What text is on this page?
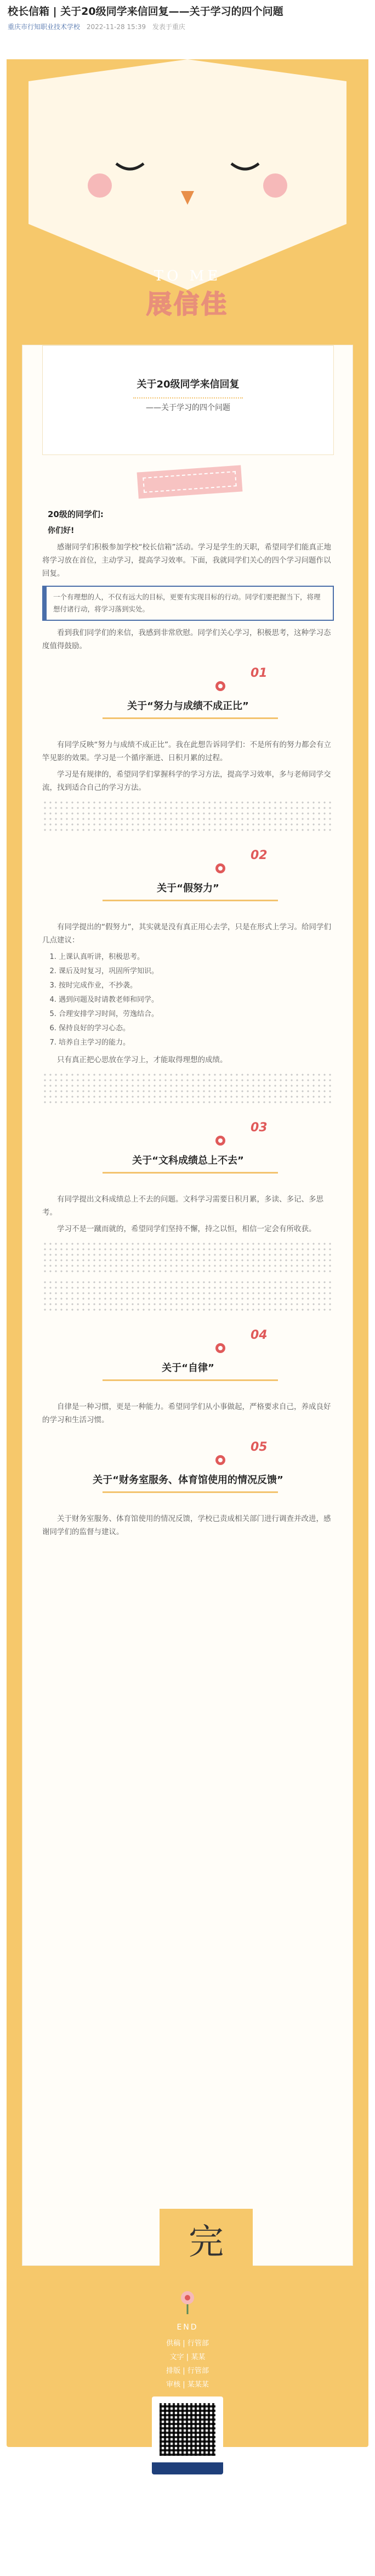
校长信箱 | 关于20级同学来信回复——关于学习的四个问题
重庆市行知职业技术学校 2022-11-28 15:39 发表于重庆
TO ME
展信佳
关于20级同学来信回复
——关于学习的四个问题
20级的同学们:
你们好!

感谢同学们积极参加学校“校长信箱”活动。学习是学生的天职，希望同学们能真正地将学习放在首位，主动学习，提高学习效率。下面，我就同学们关心的四个学习问题作以回复。

一个有理想的人，不仅有远大的目标，更要有实现目标的行动。同学们要把握当下，将理想付诸行动，将学习落到实处。

看到我们同学们的来信，我感到非常欣慰。同学们关心学习，积极思考，这种学习态度值得鼓励。

01
关于“努力与成绩不成正比”

有同学反映“努力与成绩不成正比”。我在此想告诉同学们：不是所有的努力都会有立竿见影的效果。学习是一个循序渐进、日积月累的过程。

学习是有规律的，希望同学们掌握科学的学习方法，提高学习效率，多与老师同学交流，找到适合自己的学习方法。

02
关于“假努力”

有同学提出的“假努力”，其实就是没有真正用心去学，只是在形式上学习。给同学们几点建议：

1. 上课认真听讲，积极思考。
2. 课后及时复习，巩固所学知识。
3. 按时完成作业，不抄袭。
4. 遇到问题及时请教老师和同学。
5. 合理安排学习时间，劳逸结合。
6. 保持良好的学习心态。
7. 培养自主学习的能力。

只有真正把心思放在学习上，才能取得理想的成绩。

03
关于“文科成绩总上不去”

有同学提出文科成绩总上不去的问题。文科学习需要日积月累，多读、多记、多思考。

学习不是一蹴而就的，希望同学们坚持不懈，持之以恒，相信一定会有所收获。

04
关于“自律”

自律是一种习惯，更是一种能力。希望同学们从小事做起，严格要求自己，养成良好的学习和生活习惯。

05
关于“财务室服务、体育馆使用的情况反馈”

关于财务室服务、体育馆使用的情况反馈，学校已责成相关部门进行调查并改进，感谢同学们的监督与建议。

完
END
供稿 | 行管部
文字 | 某某
排版 | 行管部
审核 | 某某某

^^^^

- What you have to do -
Quote the material in full and exactly; do not carry over its pictures.

- Final answer -
What text is on this page?
校长信箱 | 关于20级同学来信回复——关于学习的四个问题
重庆市行知职业技术学校 2022-11-28 15:39 发表于重庆
TO ME
展信佳
关于20级同学来信回复
——关于学习的四个问题
20级的同学们:
你们好!

感谢同学们积极参加学校“校长信箱”活动。学习是学生的天职，希望同学们能真正地将学习放在首位，主动学习，提高学习效率。下面，我就同学们关心的四个学习问题作以回复。

一个有理想的人，不仅有远大的目标，更要有实现目标的行动。同学们要把握当下，将理想付诸行动，将学习落到实处。

看到我们同学们的来信，我感到非常欣慰。同学们关心学习，积极思考，这种学习态度值得鼓励。

01
关于“努力与成绩不成正比”

有同学反映“努力与成绩不成正比”。我在此想告诉同学们：不是所有的努力都会有立竿见影的效果。学习是一个循序渐进、日积月累的过程。

学习是有规律的，希望同学们掌握科学的学习方法，提高学习效率，多与老师同学交流，找到适合自己的学习方法。

02
关于“假努力”

有同学提出的“假努力”，其实就是没有真正用心去学，只是在形式上学习。给同学们几点建议：

1. 上课认真听讲，积极思考。
2. 课后及时复习，巩固所学知识。
3. 按时完成作业，不抄袭。
4. 遇到问题及时请教老师和同学。
5. 合理安排学习时间，劳逸结合。
6. 保持良好的学习心态。
7. 培养自主学习的能力。

只有真正把心思放在学习上，才能取得理想的成绩。

03
关于“文科成绩总上不去”

有同学提出文科成绩总上不去的问题。文科学习需要日积月累，多读、多记、多思考。

学习不是一蹴而就的，希望同学们坚持不懈，持之以恒，相信一定会有所收获。

04
关于“自律”

自律是一种习惯，更是一种能力。希望同学们从小事做起，严格要求自己，养成良好的学习和生活习惯。

05
关于“财务室服务、体育馆使用的情况反馈”

关于财务室服务、体育馆使用的情况反馈，学校已责成相关部门进行调查并改进，感谢同学们的监督与建议。

完
END
供稿 | 行管部
文字 | 某某
排版 | 行管部
审核 | 某某某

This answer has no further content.